Brief:
Return the part of the data below that opens with its first line and closes with the line containing "Text: Map shows", with both ends included and every line kept unchanged.

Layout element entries
Start
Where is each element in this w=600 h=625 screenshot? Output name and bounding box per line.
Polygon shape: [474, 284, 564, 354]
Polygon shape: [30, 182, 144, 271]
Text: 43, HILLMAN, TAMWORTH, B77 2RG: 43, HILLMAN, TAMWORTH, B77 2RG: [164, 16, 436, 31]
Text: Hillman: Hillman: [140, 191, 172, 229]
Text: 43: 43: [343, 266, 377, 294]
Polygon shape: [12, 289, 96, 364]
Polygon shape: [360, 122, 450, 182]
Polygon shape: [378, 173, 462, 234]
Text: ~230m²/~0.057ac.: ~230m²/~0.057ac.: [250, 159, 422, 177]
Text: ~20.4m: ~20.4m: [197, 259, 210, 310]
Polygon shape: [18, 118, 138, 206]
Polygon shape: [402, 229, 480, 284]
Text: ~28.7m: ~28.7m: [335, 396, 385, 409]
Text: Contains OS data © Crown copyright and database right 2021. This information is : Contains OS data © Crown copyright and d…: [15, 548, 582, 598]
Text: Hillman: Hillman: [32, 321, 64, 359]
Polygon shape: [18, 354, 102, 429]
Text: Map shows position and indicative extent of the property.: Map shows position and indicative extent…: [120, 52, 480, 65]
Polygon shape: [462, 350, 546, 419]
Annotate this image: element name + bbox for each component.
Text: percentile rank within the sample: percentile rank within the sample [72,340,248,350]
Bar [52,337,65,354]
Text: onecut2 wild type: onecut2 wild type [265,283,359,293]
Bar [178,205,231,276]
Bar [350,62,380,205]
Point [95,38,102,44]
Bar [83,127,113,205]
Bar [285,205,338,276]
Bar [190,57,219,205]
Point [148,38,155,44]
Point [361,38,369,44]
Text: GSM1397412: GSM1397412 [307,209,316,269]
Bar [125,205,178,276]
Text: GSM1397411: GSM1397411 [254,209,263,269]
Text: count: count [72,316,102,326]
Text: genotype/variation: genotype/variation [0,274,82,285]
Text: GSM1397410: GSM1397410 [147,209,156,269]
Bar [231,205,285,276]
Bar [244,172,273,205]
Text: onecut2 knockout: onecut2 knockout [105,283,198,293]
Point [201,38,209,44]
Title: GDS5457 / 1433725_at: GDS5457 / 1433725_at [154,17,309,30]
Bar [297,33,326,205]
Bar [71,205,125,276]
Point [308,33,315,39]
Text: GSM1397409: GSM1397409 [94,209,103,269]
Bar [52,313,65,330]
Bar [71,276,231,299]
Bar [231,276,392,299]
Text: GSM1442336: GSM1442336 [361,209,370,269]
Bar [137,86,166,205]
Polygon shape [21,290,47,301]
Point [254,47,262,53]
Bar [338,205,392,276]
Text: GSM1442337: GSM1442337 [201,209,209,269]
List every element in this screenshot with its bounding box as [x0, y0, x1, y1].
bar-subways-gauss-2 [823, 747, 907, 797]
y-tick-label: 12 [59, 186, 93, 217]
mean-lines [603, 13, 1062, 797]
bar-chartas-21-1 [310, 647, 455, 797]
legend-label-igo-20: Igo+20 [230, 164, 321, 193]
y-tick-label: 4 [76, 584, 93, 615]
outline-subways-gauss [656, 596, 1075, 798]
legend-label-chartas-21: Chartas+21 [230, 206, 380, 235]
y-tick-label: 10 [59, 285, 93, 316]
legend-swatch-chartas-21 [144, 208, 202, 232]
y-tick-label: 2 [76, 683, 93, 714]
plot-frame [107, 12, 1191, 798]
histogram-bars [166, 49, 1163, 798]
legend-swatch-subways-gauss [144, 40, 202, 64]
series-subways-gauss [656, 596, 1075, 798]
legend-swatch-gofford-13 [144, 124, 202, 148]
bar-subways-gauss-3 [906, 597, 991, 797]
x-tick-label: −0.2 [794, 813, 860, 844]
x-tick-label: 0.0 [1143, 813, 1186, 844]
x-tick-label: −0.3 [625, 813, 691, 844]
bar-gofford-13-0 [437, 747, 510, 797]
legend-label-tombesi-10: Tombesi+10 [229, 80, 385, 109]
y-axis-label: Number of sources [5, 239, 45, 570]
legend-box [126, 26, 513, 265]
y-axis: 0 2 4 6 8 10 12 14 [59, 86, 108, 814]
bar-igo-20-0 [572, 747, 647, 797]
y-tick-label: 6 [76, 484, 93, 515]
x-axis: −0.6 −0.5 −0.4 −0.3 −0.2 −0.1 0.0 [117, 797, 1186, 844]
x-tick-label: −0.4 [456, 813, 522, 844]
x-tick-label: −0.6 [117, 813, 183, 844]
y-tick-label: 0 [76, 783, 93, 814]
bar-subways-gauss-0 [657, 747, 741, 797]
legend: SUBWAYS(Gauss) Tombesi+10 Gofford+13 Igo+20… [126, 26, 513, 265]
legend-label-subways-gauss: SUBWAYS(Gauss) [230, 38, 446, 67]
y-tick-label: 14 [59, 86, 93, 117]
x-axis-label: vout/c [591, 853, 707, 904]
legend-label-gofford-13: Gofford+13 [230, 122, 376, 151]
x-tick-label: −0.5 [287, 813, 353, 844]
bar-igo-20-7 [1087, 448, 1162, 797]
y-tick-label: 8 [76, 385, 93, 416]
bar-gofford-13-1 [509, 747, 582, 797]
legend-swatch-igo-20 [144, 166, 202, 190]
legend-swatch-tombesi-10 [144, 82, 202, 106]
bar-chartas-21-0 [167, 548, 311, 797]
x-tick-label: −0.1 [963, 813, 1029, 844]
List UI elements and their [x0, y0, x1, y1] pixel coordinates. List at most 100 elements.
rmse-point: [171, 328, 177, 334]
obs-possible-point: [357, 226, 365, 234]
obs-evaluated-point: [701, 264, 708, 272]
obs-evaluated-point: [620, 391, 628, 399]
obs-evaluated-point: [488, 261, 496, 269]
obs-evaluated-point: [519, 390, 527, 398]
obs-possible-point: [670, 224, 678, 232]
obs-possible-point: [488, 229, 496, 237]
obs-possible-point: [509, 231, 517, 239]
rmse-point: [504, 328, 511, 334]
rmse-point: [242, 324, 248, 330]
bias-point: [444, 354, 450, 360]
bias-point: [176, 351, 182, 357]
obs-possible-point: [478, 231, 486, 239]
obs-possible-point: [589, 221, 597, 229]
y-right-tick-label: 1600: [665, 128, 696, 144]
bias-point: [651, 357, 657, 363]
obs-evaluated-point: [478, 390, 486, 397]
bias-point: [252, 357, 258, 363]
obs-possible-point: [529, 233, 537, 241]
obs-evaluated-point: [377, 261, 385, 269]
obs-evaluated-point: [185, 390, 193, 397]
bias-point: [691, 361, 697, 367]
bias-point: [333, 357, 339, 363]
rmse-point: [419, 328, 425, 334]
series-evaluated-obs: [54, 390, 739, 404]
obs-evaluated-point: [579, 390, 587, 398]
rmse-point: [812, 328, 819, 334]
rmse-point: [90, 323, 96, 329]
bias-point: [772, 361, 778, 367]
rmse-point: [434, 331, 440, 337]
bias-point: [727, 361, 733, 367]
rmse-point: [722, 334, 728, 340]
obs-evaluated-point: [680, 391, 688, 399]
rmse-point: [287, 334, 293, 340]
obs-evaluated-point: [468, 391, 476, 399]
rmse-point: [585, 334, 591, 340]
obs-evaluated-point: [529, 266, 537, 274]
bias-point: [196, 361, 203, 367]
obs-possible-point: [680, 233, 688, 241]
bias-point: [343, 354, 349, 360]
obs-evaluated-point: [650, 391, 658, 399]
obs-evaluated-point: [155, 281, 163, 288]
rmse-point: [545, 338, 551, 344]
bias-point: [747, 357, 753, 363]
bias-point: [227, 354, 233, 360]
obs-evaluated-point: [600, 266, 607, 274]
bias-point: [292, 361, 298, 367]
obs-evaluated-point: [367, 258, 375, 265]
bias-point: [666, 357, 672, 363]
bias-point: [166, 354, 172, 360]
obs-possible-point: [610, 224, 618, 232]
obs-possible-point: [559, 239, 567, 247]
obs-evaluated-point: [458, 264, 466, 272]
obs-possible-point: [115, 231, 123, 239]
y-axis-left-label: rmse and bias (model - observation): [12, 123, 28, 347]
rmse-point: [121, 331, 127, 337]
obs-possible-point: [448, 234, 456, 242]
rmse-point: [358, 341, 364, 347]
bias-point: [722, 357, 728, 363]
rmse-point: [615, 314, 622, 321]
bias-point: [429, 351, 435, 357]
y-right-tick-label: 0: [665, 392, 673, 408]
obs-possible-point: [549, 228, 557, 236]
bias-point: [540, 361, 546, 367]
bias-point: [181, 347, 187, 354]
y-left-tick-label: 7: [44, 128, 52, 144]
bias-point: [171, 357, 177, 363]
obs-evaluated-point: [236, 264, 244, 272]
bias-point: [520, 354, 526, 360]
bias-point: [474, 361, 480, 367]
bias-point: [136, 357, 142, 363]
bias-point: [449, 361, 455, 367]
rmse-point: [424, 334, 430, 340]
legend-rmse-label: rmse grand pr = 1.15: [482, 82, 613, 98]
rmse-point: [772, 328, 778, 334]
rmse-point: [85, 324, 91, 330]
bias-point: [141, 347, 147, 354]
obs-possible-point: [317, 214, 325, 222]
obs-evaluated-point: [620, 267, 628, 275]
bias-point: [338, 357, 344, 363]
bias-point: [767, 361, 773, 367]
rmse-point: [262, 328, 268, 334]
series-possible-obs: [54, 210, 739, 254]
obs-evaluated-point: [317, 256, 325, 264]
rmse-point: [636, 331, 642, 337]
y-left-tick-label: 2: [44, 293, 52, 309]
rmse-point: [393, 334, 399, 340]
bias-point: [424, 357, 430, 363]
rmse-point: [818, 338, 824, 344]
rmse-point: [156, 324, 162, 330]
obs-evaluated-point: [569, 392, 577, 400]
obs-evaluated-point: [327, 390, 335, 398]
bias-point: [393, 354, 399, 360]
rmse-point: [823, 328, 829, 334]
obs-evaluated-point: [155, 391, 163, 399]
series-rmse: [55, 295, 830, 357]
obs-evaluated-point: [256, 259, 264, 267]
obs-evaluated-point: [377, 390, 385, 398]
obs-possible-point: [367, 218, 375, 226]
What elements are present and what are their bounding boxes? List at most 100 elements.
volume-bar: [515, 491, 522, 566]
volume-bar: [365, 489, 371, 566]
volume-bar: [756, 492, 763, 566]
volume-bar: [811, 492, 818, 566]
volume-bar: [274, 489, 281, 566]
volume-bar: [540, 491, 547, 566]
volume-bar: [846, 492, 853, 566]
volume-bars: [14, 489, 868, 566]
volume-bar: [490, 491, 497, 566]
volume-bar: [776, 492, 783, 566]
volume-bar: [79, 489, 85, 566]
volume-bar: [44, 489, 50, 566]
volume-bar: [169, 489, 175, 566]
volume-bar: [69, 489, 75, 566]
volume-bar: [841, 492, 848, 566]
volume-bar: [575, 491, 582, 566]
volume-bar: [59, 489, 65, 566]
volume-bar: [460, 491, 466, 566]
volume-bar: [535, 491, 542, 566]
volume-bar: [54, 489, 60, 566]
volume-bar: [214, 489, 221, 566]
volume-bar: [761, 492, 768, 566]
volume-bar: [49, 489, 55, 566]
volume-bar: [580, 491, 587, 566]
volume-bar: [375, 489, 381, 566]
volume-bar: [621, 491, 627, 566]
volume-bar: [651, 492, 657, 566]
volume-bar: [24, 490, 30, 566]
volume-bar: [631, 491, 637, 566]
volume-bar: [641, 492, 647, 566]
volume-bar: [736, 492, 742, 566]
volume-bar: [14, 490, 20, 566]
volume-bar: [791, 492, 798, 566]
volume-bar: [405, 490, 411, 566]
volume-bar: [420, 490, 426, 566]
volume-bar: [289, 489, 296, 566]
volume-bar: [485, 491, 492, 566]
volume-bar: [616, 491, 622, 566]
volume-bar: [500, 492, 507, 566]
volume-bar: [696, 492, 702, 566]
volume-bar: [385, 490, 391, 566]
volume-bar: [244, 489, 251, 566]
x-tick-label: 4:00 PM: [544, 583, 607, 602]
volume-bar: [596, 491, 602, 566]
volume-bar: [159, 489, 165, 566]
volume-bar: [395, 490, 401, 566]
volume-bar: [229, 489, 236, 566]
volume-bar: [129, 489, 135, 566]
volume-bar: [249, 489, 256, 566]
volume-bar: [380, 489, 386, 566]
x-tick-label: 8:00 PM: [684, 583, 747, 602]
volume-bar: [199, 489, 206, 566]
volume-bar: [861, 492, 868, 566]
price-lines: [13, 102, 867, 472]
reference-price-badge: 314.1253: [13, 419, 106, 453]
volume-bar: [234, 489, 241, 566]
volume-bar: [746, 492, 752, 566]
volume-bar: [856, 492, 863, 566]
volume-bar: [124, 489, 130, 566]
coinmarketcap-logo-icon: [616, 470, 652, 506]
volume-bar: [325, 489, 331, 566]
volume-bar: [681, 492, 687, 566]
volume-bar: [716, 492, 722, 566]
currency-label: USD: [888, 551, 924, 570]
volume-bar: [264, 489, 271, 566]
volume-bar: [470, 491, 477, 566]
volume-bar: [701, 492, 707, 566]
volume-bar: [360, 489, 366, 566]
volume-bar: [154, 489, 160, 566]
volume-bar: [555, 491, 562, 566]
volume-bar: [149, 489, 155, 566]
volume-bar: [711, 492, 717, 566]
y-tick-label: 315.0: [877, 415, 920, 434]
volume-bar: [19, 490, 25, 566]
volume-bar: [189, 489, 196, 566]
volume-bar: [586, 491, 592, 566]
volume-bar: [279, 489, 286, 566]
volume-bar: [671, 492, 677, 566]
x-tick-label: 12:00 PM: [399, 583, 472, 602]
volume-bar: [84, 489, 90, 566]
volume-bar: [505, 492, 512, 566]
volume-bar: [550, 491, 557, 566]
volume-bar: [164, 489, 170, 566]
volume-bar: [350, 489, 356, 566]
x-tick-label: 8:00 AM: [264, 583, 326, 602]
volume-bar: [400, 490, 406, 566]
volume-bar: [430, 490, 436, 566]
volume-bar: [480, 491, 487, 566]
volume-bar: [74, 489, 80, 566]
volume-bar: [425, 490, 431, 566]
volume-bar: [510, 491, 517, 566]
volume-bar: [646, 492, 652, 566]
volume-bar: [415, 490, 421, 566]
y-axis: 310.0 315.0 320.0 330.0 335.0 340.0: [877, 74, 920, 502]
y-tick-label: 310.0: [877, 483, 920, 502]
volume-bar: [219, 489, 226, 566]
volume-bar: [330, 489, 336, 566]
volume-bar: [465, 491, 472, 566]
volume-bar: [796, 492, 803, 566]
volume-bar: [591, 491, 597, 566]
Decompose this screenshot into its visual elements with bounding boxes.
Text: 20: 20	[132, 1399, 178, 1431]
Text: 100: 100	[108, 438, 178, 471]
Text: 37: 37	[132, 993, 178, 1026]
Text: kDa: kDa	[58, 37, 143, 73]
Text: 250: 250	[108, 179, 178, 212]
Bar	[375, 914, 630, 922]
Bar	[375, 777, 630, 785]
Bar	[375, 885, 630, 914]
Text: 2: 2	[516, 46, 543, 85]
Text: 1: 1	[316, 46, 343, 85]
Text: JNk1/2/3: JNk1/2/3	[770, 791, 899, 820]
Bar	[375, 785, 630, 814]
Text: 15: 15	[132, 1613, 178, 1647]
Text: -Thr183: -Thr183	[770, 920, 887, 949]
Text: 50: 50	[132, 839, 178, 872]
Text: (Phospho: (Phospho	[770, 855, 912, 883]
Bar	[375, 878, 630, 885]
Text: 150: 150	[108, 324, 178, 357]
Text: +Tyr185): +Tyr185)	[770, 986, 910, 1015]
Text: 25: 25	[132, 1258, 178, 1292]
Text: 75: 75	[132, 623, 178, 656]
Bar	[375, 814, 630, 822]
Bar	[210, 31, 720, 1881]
End
Written reply:
Where is each element in this w=600 h=625 screenshot? Output name and bounding box per line.
Polygon shape: [474, 284, 564, 354]
Polygon shape: [30, 182, 144, 271]
Text: 43, HILLMAN, TAMWORTH, B77 2RG: 43, HILLMAN, TAMWORTH, B77 2RG: [164, 16, 436, 31]
Text: Hillman: Hillman: [140, 191, 172, 229]
Text: 43: 43: [343, 266, 377, 294]
Polygon shape: [12, 289, 96, 364]
Polygon shape: [360, 122, 450, 182]
Polygon shape: [378, 173, 462, 234]
Text: ~230m²/~0.057ac.: ~230m²/~0.057ac.: [250, 159, 422, 177]
Text: ~20.4m: ~20.4m: [197, 259, 210, 310]
Polygon shape: [18, 118, 138, 206]
Polygon shape: [402, 229, 480, 284]
Text: ~28.7m: ~28.7m: [335, 396, 385, 409]
Text: Contains OS data © Crown copyright and database right 2021. This information is : Contains OS data © Crown copyright and d…: [15, 548, 582, 598]
Text: Hillman: Hillman: [32, 321, 64, 359]
Polygon shape: [18, 354, 102, 429]
Text: Map shows position and indicative extent of the property.: Map shows position and indicative extent…: [120, 52, 480, 65]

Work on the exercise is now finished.